> [Dataset extract]:
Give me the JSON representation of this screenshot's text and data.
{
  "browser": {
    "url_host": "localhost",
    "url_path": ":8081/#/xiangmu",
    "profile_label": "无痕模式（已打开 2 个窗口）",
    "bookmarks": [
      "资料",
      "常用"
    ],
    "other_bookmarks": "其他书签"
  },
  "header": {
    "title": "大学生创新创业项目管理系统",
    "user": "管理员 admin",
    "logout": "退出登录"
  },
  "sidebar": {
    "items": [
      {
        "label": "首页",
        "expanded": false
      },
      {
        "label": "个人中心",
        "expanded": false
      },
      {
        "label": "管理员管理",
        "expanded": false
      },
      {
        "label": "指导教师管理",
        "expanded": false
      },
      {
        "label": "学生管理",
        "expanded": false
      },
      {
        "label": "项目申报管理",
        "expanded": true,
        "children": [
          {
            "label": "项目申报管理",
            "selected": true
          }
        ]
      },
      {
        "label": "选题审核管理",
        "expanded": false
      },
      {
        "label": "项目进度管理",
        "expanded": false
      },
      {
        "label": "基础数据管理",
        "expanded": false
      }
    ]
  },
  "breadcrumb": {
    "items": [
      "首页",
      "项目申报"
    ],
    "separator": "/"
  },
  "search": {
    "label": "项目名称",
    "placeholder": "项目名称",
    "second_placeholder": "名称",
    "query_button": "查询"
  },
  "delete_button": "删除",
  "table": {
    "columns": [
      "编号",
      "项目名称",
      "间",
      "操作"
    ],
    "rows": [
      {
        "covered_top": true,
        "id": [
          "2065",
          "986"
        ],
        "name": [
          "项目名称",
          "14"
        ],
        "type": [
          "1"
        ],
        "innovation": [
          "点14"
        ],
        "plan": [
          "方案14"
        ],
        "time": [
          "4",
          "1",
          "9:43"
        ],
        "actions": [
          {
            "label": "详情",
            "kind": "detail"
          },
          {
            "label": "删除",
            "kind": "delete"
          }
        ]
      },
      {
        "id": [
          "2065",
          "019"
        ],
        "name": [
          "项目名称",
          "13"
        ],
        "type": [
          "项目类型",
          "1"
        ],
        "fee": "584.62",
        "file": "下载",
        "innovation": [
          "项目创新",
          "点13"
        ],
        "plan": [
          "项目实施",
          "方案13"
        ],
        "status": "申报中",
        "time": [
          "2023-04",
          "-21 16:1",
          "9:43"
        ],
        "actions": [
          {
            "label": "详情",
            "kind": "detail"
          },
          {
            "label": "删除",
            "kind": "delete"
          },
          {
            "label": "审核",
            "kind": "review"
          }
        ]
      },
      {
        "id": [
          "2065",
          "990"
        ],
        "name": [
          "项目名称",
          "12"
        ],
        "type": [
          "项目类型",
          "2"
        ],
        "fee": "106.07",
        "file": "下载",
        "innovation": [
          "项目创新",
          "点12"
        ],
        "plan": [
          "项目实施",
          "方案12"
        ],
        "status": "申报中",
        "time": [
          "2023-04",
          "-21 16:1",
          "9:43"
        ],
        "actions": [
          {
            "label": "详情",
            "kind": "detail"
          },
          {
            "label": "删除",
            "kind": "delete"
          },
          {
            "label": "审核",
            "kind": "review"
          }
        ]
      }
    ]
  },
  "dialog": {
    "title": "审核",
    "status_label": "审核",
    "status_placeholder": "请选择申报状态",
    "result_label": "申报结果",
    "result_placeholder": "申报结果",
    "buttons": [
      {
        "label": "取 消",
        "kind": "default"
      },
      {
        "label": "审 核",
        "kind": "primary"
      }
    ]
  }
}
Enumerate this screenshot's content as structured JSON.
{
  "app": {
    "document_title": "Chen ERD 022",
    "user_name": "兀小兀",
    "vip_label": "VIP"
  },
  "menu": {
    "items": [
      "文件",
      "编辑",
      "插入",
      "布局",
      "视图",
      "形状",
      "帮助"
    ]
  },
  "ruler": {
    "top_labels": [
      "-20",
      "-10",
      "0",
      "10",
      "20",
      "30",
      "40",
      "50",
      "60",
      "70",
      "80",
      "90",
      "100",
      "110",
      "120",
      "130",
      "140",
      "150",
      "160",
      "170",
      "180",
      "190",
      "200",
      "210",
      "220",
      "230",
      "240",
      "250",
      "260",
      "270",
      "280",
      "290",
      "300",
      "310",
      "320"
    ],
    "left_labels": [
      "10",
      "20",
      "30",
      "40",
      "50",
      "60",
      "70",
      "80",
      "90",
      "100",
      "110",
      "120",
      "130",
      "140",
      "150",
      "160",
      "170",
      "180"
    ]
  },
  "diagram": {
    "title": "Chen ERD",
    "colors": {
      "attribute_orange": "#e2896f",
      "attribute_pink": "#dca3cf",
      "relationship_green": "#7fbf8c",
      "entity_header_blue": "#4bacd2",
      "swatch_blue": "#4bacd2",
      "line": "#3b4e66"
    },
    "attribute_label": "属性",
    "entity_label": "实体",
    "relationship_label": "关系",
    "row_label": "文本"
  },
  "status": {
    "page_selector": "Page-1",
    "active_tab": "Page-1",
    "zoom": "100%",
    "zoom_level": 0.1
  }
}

> [What is required]: Nothing should be left out: repeat all of the data exactly.

> [Output of the task]:
Give me the JSON representation of this screenshot's text and data.
{
  "browser": {
    "url_host": "localhost",
    "url_path": ":8081/#/xiangmu",
    "profile_label": "无痕模式（已打开 2 个窗口）",
    "bookmarks": [
      "资料",
      "常用"
    ],
    "other_bookmarks": "其他书签"
  },
  "header": {
    "title": "大学生创新创业项目管理系统",
    "user": "管理员 admin",
    "logout": "退出登录"
  },
  "sidebar": {
    "items": [
      {
        "label": "首页",
        "expanded": false
      },
      {
        "label": "个人中心",
        "expanded": false
      },
      {
        "label": "管理员管理",
        "expanded": false
      },
      {
        "label": "指导教师管理",
        "expanded": false
      },
      {
        "label": "学生管理",
        "expanded": false
      },
      {
        "label": "项目申报管理",
        "expanded": true,
        "children": [
          {
            "label": "项目申报管理",
            "selected": true
          }
        ]
      },
      {
        "label": "选题审核管理",
        "expanded": false
      },
      {
        "label": "项目进度管理",
        "expanded": false
      },
      {
        "label": "基础数据管理",
        "expanded": false
      }
    ]
  },
  "breadcrumb": {
    "items": [
      "首页",
      "项目申报"
    ],
    "separator": "/"
  },
  "search": {
    "label": "项目名称",
    "placeholder": "项目名称",
    "second_placeholder": "名称",
    "query_button": "查询"
  },
  "delete_button": "删除",
  "table": {
    "columns": [
      "编号",
      "项目名称",
      "间",
      "操作"
    ],
    "rows": [
      {
        "covered_top": true,
        "id": [
          "2065",
          "986"
        ],
        "name": [
          "项目名称",
          "14"
        ],
        "type": [
          "1"
        ],
        "innovation": [
          "点14"
        ],
        "plan": [
          "方案14"
        ],
        "time": [
          "4",
          "1",
          "9:43"
        ],
        "actions": [
          {
            "label": "详情",
            "kind": "detail"
          },
          {
            "label": "删除",
            "kind": "delete"
          }
        ]
      },
      {
        "id": [
          "2065",
          "019"
        ],
        "name": [
          "项目名称",
          "13"
        ],
        "type": [
          "项目类型",
          "1"
        ],
        "fee": "584.62",
        "file": "下载",
        "innovation": [
          "项目创新",
          "点13"
        ],
        "plan": [
          "项目实施",
          "方案13"
        ],
        "status": "申报中",
        "time": [
          "2023-04",
          "-21 16:1",
          "9:43"
        ],
        "actions": [
          {
            "label": "详情",
            "kind": "detail"
          },
          {
            "label": "删除",
            "kind": "delete"
          },
          {
            "label": "审核",
            "kind": "review"
          }
        ]
      },
      {
        "id": [
          "2065",
          "990"
        ],
        "name": [
          "项目名称",
          "12"
        ],
        "type": [
          "项目类型",
          "2"
        ],
        "fee": "106.07",
        "file": "下载",
        "innovation": [
          "项目创新",
          "点12"
        ],
        "plan": [
          "项目实施",
          "方案12"
        ],
        "status": "申报中",
        "time": [
          "2023-04",
          "-21 16:1",
          "9:43"
        ],
        "actions": [
          {
            "label": "详情",
            "kind": "detail"
          },
          {
            "label": "删除",
            "kind": "delete"
          },
          {
            "label": "审核",
            "kind": "review"
          }
        ]
      }
    ]
  },
  "dialog": {
    "title": "审核",
    "status_label": "审核",
    "status_placeholder": "请选择申报状态",
    "result_label": "申报结果",
    "result_placeholder": "申报结果",
    "buttons": [
      {
        "label": "取 消",
        "kind": "default"
      },
      {
        "label": "审 核",
        "kind": "primary"
      }
    ]
  }
}
Enumerate this screenshot's content as structured JSON.
{
  "app": {
    "document_title": "Chen ERD 022",
    "user_name": "兀小兀",
    "vip_label": "VIP"
  },
  "menu": {
    "items": [
      "文件",
      "编辑",
      "插入",
      "布局",
      "视图",
      "形状",
      "帮助"
    ]
  },
  "ruler": {
    "top_labels": [
      "-20",
      "-10",
      "0",
      "10",
      "20",
      "30",
      "40",
      "50",
      "60",
      "70",
      "80",
      "90",
      "100",
      "110",
      "120",
      "130",
      "140",
      "150",
      "160",
      "170",
      "180",
      "190",
      "200",
      "210",
      "220",
      "230",
      "240",
      "250",
      "260",
      "270",
      "280",
      "290",
      "300",
      "310",
      "320"
    ],
    "left_labels": [
      "10",
      "20",
      "30",
      "40",
      "50",
      "60",
      "70",
      "80",
      "90",
      "100",
      "110",
      "120",
      "130",
      "140",
      "150",
      "160",
      "170",
      "180"
    ]
  },
  "diagram": {
    "title": "Chen ERD",
    "colors": {
      "attribute_orange": "#e2896f",
      "attribute_pink": "#dca3cf",
      "relationship_green": "#7fbf8c",
      "entity_header_blue": "#4bacd2",
      "swatch_blue": "#4bacd2",
      "line": "#3b4e66"
    },
    "attribute_label": "属性",
    "entity_label": "实体",
    "relationship_label": "关系",
    "row_label": "文本"
  },
  "status": {
    "page_selector": "Page-1",
    "active_tab": "Page-1",
    "zoom": "100%",
    "zoom_level": 0.1
  }
}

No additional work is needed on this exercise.